[Challenge] Of all the lines in this data, how many include "What"? Respond with the number only.

[Data]

________________

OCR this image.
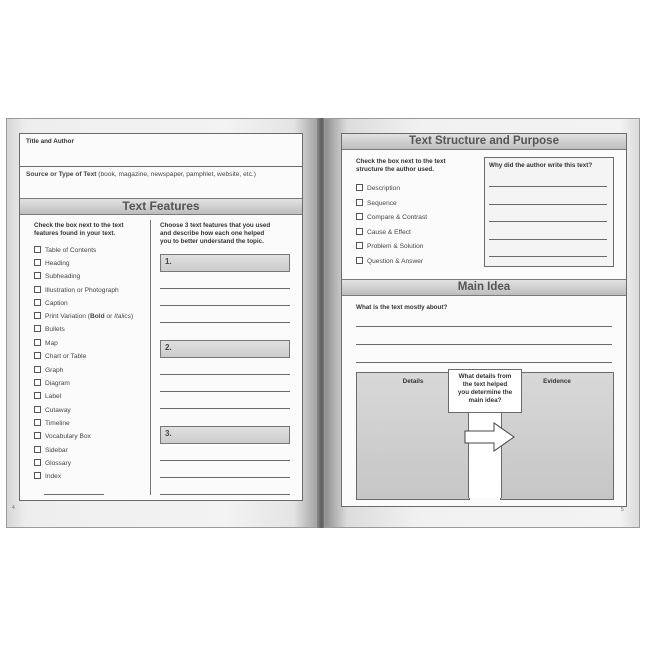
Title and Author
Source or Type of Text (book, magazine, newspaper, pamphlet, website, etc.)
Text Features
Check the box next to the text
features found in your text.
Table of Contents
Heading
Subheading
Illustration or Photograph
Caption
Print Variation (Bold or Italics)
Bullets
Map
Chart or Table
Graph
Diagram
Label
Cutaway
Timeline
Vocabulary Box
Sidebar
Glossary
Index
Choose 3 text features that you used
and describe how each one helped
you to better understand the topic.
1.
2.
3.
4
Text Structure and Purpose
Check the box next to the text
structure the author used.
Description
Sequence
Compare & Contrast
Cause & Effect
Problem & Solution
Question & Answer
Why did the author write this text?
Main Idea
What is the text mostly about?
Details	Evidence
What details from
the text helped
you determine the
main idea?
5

________________

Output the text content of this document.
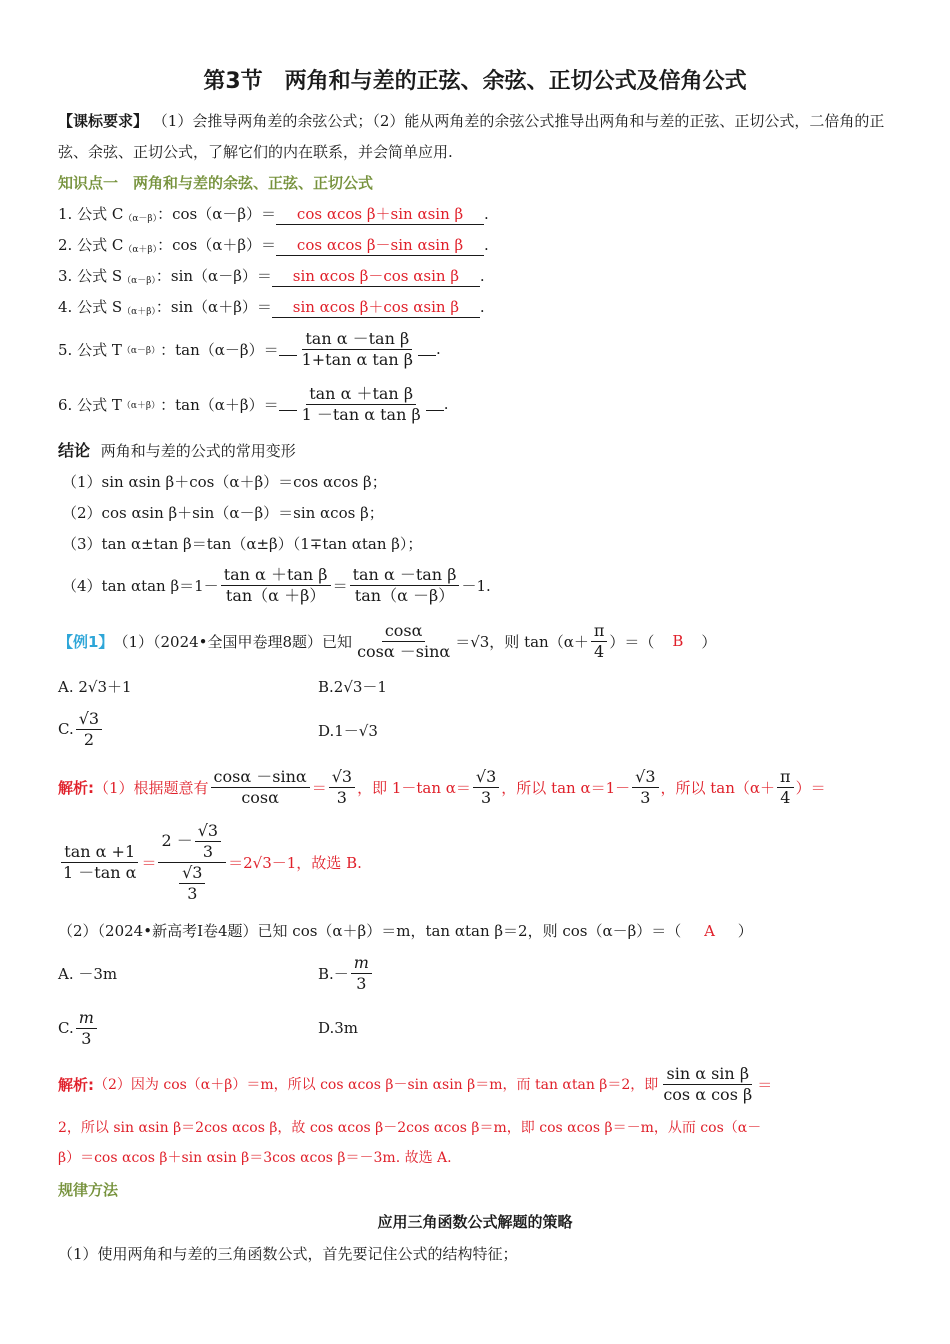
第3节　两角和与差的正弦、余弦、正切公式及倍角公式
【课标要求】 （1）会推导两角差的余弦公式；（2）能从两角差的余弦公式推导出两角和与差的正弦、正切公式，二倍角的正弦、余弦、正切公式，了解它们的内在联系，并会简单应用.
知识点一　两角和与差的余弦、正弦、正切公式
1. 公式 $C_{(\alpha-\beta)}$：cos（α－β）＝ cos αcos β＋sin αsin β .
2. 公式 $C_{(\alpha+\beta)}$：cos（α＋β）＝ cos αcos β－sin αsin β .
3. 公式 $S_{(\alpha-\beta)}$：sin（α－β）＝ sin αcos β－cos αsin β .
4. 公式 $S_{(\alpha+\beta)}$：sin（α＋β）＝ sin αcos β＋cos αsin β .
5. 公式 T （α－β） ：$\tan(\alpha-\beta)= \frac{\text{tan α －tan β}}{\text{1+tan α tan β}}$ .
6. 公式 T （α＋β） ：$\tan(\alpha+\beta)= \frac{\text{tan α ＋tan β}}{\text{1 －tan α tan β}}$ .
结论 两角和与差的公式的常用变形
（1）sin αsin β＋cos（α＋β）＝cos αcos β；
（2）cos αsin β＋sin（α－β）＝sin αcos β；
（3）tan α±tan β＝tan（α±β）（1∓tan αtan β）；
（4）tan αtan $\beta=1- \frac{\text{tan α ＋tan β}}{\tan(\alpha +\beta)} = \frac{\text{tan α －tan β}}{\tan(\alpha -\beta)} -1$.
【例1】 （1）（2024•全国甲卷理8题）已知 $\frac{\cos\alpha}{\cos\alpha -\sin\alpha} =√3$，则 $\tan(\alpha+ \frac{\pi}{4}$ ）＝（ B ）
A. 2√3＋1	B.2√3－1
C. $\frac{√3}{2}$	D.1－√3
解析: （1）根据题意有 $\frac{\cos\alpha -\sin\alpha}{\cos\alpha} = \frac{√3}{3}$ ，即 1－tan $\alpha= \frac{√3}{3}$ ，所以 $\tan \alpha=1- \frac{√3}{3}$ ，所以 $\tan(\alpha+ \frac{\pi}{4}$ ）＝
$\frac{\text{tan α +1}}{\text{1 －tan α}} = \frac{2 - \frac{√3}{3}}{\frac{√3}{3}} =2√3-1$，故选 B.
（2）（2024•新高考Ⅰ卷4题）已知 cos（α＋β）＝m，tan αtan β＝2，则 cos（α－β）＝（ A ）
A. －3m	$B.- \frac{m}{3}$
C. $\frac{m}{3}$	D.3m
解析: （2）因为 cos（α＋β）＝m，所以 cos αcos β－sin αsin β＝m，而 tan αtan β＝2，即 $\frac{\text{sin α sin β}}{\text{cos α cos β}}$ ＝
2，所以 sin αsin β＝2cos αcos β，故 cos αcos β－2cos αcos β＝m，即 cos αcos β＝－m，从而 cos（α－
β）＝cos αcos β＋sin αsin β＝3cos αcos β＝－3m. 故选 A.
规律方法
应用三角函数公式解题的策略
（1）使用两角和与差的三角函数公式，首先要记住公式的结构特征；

________________

[Task output] 2